WORK REQUIRED - Take each line from the entries that holds "startups" and copy it out.

DATA RECORDS -
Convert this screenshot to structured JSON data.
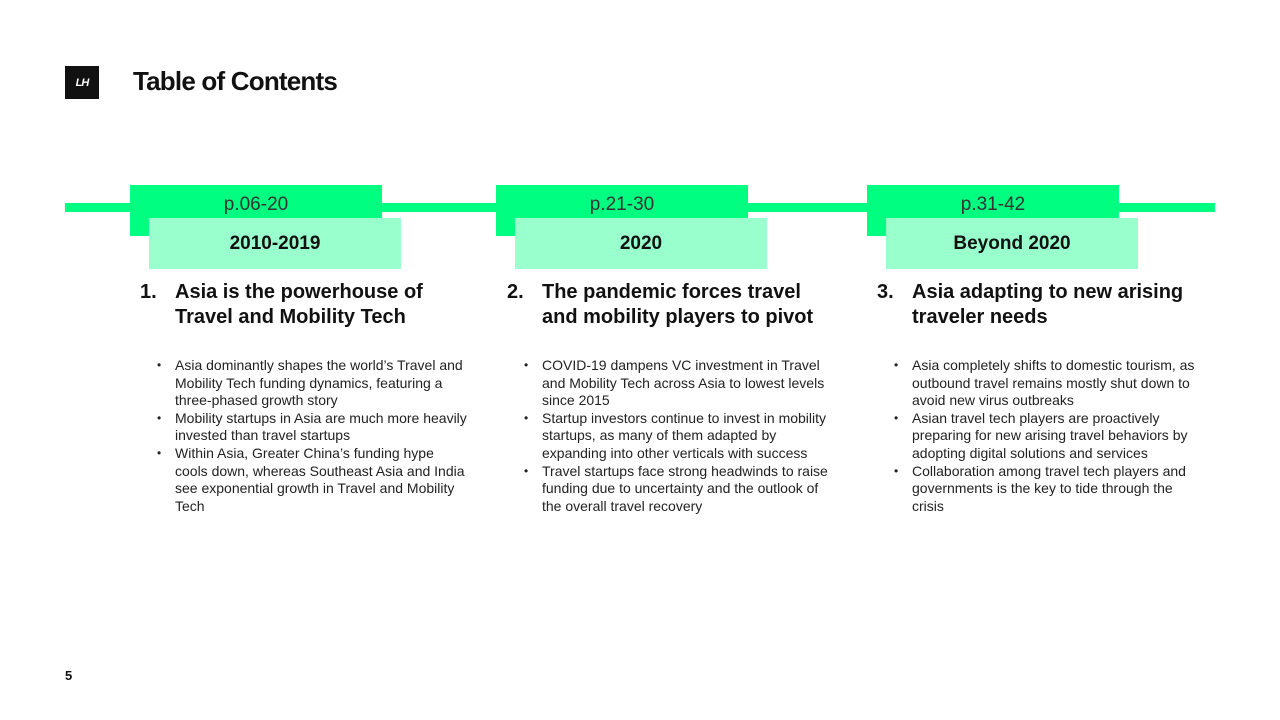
{
  "header": {
    "logo_text": "LH",
    "title": "Table of Contents"
  },
  "colors": {
    "accent": "#00ff80",
    "accent_light": "#99ffcc",
    "logo_bg": "#111111"
  },
  "sections": [
    {
      "pages": "p.06-20",
      "period": "2010-2019",
      "number": "1.",
      "title": "Asia is the powerhouse of Travel and Mobility Tech",
      "bullets": [
        "Asia dominantly shapes the world’s Travel and Mobility Tech funding dynamics, featuring a three-phased growth story",
        "Mobility startups in Asia are much more heavily invested than travel startups",
        "Within Asia, Greater China’s funding hype cools down, whereas Southeast Asia and India see exponential growth in Travel and Mobility Tech"
      ]
    },
    {
      "pages": "p.21-30",
      "period": "2020",
      "number": "2.",
      "title": "The pandemic forces travel and mobility players to pivot",
      "bullets": [
        "COVID-19 dampens VC investment in Travel and Mobility Tech across Asia to lowest levels since 2015",
        "Startup investors continue to invest in mobility startups, as many of them adapted by expanding into other verticals with success",
        "Travel startups face strong headwinds to raise funding due to uncertainty and the outlook of the overall travel recovery"
      ]
    },
    {
      "pages": "p.31-42",
      "period": "Beyond 2020",
      "number": "3.",
      "title": "Asia adapting to new arising traveler needs",
      "bullets": [
        "Asia completely shifts to domestic tourism, as outbound travel remains mostly shut down to avoid new virus outbreaks",
        "Asian travel tech players are proactively preparing for new arising travel behaviors by adopting digital solutions and services",
        "Collaboration among travel tech players and governments is the key to tide through the crisis"
      ]
    }
  ],
  "footer": {
    "page_number": "5"
  }
}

OUTPUT FOR THIS EXERCISE -
        "Mobility startups in Asia are much more heavily invested than travel startups",
        "Startup investors continue to invest in mobility startups, as many of them adapted by expanding into other verticals with success",
        "Travel startups face strong headwinds to raise funding due to uncertainty and the outlook of the overall travel recovery"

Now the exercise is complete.